**POLECENIA:**
1 – Zastąp „o ósmej rano” wyrażeniem „o siódmej rano” i przepisz z tą zmianą tę część tekstu o Halinie Hellmann, która zaczyna się od słów zawierających „- Ale dzięki”, a kończy na „godzina za godziną.”.
2 – Podejmij tekst o Halinie Hellmann od miejsca, w którym się kończy, i dopisz jego dalszy ciąg.

Jak dożyć 100 lat? Przepis zna Halina Hellmann z Gdańska [ZDJĘCIA]
Ślub miał być 1 września 1939 roku
Pani Halina herbatę podaje w rosenthalowskich filiżankach, które kupiła po wojnie na bydgoskim targowisku. Cała rodzinna porcelana, przekazywana z pokolenia na pokolenie przepadła. Nakrywanie do stołu zajmuje teraz pani Halinie mnóstwo czasu. Porusza się wolniutko, bo nogi nie chcą już nieść jej tak zwinnie, a odległości spore, bo mieszkanie duże, przedwojenne.
- Ale dzięki temu dzień mi się nie dłuży - śmieje się pani Halina Hellmann.
Wstaje o ósmej rano, na każdą czynność przeznacza więcej czasu niż w młodości i tak mija godzina za godziną.
Urodziła się 20 stycznia 1914 roku w Winnicy na Podolu, terenach należących dziś do Ukrainy. Jej rodzicami byli Anna ze Stawińskich i Gustaw Ładziński. Po wybuchu rewolucji październikowej rodzina przedostała się do Polski. Jej ojciec, pułkownik Wojska Polskiego, brał udział w Bitwie Warszawskiej na odcinku Radzymin-Wołomin.

**ZAREJESTROWANE DANE:**

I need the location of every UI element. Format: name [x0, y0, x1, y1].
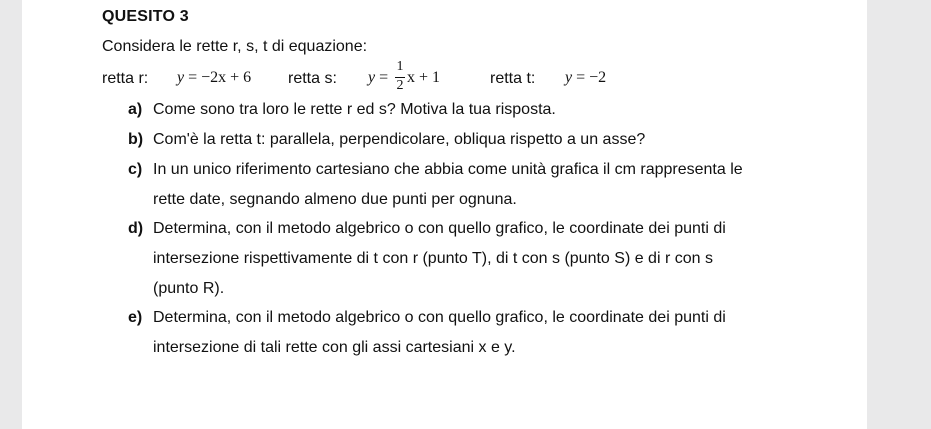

**ODPOWIEDZI:**
1 –
- Ale dzięki temu dzień mi się nie dłuży - śmieje się pani Halina Hellmann.
Wstaje o siódmej rano, na każdą czynność przeznacza więcej czasu niż w młodości i tak mija godzina za godziną.

2 –
Halina jest z niego dumna - za wykazane męstwo oraz wzorową organizację pułku odznaczono ojca Orderem Virtuti Militari. W roku 1920 rodzina zamieszkała w Toruniu, gdzie ojca pani Haliny powołano na stanowisko komendanta Wyższej Szkoły Artylerii. W Toruniu spędziła najpiękniejsze, szkolne lata.
Uczęszczała do Miejskiego Gimnazjum Żeńskiego, naukę na tym szczeblu zakończyła maturą. Rozpoczęła studia na Wydziale Matematyczno-Przyrodniczym Uniwersytetu Warszawskiego. Ukończyła je tuż przed wybuchem wojny. W roku 1938 uzyskała stopień magistra filozofii w zakresie chemii. Poznała swego przyszłego męża. - Włodzimierz Hellmann, absolwent Wydziału Elektrycznego Politechniki Warszawskiej, był przystojny i szarmancki - wspomina pani Halina.
Była już wówczas zakochana. Datę ślubu ustalono na 1 września 1939 roku. Wybuch wojny pokrzyżował te plany. Narzeczony brał udział w obronie Warszawy, a po kapitulacji dostał się do oflagu, skąd udało mu się uciec.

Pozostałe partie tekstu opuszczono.